--- START OF TEXT SHOWN ---

The time series you wish to test (of dyadic length).

away.from

Number of fine scales to stay away from, see details below. If "standard" then this is automatically computed for sample sizes up to length of 1024. If you have a longer series then the test will still work but might not be quite as powerful (but probably not too bad either).

lowlev

The coarsest coefficient to evaluate. This should always be left at 0.

plot.it

If TRUE then a series of plots similar to the ones produced in the hwwn.test function is produced. See that help page for further details on what the plots show.

stopeveryscale

If TRUE then if plot.it=TRUE then a ‘scan’ is issued after every plot. Just hit RETURN to continue.

filter.number

The number of vanishing moments of the wavelet used to compute coefficients that are then evaluated to see whether they are zero. In principle, best compression for a sparse evaluation of the normalized spectrum should mean we use the smoothest wavelets with the highest number of vanishing moments which is ten. The other components of the function are optimized for ten vanishing moments. The function will still work for other numbers of vanishing moments but maybe with slightly reduced power.

family

Wavelet family to go with filter.number.

--- END OF TEXT SHOWN ---

▶ **WRITTEN TASK A**: Transcribe the rows below exactly, starting at the first row and ending at the line that contains "86, 688, 92]", both included.

--- START OF SUPPLIED INFORMATION ---

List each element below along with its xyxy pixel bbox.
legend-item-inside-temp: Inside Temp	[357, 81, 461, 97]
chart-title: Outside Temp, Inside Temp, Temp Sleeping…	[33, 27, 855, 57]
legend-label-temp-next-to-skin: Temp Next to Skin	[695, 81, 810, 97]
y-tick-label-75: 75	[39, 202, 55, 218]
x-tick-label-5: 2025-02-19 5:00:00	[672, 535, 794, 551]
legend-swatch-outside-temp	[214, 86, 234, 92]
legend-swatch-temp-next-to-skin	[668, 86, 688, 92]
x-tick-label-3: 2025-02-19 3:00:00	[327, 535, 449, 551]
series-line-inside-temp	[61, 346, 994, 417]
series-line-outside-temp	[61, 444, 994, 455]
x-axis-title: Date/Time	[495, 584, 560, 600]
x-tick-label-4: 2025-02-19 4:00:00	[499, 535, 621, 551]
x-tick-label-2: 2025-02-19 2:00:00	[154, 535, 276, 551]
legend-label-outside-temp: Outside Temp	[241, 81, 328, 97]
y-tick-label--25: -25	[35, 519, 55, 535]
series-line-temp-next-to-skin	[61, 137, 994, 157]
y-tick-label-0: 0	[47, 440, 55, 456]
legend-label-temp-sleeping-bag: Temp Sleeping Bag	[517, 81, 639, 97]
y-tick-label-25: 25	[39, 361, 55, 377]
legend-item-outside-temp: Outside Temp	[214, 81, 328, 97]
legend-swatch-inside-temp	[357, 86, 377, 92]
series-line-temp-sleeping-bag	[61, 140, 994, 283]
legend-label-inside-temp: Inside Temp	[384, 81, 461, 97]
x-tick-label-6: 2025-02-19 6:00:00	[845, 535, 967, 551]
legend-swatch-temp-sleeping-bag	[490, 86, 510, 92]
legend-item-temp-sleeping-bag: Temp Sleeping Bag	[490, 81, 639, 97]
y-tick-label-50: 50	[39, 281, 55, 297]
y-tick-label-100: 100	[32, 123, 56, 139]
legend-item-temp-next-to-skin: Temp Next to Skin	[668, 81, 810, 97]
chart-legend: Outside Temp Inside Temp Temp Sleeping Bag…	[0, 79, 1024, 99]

--- END OF SUPPLIED INFORMATION ---

▶ **WRITTEN TASK B**: Restate the argument descriptions word for word, starting at "The time series" and ending at "the plots show.".

▶ **EXPECTED ANSWER A**:
List each element below along with its xyxy pixel bbox.
legend-item-inside-temp: Inside Temp	[357, 81, 461, 97]
chart-title: Outside Temp, Inside Temp, Temp Sleeping…	[33, 27, 855, 57]
legend-label-temp-next-to-skin: Temp Next to Skin	[695, 81, 810, 97]
y-tick-label-75: 75	[39, 202, 55, 218]
x-tick-label-5: 2025-02-19 5:00:00	[672, 535, 794, 551]
legend-swatch-outside-temp	[214, 86, 234, 92]
legend-swatch-temp-next-to-skin	[668, 86, 688, 92]

▶ **EXPECTED ANSWER B**:
The time series you wish to test (of dyadic length).

away.from

Number of fine scales to stay away from, see details below. If "standard" then this is automatically computed for sample sizes up to length of 1024. If you have a longer series then the test will still work but might not be quite as powerful (but probably not too bad either).

lowlev

The coarsest coefficient to evaluate. This should always be left at 0.

plot.it

If TRUE then a series of plots similar to the ones produced in the hwwn.test function is produced. See that help page for further details on what the plots show.